The request ▸ Give only the number of lines in the data that include the string "いいキャリア".

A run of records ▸
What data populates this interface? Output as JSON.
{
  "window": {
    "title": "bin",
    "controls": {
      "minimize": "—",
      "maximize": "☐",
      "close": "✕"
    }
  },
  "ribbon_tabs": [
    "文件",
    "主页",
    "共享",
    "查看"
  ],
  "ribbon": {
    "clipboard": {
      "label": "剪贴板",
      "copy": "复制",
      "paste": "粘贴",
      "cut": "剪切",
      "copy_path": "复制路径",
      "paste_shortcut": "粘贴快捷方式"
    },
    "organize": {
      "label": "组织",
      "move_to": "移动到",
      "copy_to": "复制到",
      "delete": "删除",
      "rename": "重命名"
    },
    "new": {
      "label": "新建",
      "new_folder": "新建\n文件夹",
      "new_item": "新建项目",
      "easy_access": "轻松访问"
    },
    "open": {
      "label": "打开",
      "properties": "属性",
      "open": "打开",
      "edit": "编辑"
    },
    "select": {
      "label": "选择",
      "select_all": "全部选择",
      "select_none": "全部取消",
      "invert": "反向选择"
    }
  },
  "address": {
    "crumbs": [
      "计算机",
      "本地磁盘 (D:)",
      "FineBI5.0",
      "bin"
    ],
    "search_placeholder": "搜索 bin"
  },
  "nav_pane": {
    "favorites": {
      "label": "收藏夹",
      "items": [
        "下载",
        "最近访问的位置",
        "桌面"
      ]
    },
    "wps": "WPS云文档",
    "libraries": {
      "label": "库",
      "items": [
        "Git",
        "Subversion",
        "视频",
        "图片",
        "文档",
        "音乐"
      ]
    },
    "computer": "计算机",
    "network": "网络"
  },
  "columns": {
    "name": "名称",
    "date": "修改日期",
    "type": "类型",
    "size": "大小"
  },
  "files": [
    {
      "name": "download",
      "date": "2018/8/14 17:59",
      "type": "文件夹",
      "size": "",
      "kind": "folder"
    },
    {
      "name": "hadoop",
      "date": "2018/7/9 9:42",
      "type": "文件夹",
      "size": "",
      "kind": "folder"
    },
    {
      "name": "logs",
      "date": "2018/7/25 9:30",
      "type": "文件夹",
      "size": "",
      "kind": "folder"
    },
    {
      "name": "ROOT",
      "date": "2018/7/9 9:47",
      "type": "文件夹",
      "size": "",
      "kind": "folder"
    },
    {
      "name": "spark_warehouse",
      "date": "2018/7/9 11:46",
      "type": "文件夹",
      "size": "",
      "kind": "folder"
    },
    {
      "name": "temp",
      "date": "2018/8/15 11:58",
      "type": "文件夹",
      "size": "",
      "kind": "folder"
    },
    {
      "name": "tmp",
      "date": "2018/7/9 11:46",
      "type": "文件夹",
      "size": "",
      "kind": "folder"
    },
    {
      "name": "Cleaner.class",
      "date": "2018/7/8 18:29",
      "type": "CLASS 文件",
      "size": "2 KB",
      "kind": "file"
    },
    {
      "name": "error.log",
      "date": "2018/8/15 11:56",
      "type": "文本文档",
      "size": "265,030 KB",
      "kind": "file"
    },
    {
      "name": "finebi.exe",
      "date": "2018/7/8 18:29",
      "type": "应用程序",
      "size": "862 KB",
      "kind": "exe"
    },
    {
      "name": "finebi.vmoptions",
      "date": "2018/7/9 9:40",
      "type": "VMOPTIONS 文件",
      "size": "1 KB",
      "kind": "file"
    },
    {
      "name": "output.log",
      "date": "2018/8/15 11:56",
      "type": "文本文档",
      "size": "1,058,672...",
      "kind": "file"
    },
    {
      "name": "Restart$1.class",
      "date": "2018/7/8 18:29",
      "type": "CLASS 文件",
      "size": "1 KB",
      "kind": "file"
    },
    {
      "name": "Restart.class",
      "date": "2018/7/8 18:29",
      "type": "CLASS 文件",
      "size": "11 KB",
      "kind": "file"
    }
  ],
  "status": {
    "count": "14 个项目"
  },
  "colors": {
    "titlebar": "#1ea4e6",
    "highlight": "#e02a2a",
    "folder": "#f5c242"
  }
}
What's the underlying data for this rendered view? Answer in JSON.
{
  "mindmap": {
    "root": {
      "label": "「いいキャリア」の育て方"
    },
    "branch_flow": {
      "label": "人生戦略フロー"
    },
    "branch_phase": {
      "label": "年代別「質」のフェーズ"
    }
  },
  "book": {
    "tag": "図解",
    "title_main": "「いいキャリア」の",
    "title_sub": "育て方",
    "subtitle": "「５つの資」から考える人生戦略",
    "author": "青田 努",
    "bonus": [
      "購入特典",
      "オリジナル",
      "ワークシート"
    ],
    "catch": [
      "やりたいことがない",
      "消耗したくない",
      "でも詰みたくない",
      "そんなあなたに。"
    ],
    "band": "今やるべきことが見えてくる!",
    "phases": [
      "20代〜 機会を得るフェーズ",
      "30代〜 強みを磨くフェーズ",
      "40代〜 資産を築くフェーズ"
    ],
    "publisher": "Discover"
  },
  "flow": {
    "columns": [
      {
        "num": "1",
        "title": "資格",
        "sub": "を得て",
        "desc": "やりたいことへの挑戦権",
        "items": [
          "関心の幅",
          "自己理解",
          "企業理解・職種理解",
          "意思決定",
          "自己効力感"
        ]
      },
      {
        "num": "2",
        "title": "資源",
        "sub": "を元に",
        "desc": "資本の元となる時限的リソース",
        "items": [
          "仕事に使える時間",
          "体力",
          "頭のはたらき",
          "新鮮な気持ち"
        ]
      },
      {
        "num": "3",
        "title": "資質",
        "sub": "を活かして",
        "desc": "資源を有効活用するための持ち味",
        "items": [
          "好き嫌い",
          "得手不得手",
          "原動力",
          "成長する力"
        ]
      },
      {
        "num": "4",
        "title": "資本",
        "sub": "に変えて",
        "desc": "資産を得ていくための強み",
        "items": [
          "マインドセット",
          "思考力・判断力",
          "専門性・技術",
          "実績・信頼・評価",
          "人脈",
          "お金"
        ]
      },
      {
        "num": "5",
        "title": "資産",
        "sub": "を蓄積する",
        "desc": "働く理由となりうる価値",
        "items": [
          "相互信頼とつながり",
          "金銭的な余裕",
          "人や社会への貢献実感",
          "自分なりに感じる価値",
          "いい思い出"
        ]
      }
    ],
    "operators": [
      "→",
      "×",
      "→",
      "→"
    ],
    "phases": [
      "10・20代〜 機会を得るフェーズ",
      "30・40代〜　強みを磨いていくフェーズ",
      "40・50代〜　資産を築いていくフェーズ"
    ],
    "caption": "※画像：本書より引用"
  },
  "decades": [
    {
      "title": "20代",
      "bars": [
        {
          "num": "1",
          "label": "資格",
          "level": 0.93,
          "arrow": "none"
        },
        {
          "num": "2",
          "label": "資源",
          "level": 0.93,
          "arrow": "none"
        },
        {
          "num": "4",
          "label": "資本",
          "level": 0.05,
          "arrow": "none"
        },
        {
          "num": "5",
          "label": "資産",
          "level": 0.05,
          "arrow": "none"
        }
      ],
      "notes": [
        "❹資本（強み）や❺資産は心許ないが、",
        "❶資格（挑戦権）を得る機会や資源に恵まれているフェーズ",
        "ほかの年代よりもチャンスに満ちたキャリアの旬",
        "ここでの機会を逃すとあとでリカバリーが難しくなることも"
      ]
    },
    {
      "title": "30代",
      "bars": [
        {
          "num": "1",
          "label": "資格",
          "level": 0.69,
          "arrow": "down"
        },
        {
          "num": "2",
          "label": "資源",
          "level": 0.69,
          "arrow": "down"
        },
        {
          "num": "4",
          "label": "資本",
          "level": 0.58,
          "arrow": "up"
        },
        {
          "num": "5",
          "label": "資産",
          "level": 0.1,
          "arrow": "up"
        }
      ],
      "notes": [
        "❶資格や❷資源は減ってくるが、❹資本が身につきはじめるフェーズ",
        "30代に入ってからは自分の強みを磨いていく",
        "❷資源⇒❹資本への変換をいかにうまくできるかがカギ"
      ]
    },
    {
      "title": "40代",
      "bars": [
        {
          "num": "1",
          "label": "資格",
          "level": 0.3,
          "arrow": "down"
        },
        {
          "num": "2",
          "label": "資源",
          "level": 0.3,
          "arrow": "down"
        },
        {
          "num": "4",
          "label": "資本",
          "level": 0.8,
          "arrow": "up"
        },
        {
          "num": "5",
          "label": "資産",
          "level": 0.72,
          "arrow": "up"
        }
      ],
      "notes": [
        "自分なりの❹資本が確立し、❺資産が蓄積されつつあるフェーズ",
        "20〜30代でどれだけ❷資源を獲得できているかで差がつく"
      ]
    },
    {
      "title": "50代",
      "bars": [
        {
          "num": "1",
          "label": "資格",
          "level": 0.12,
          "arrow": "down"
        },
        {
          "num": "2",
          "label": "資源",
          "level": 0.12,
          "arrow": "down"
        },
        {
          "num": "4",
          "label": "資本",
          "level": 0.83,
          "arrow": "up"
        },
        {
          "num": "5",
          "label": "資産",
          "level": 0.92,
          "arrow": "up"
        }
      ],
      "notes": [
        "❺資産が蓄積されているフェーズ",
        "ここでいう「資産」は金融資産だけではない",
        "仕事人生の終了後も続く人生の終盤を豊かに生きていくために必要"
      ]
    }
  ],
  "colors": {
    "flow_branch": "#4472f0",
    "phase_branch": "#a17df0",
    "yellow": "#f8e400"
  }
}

Correct response ▸ 2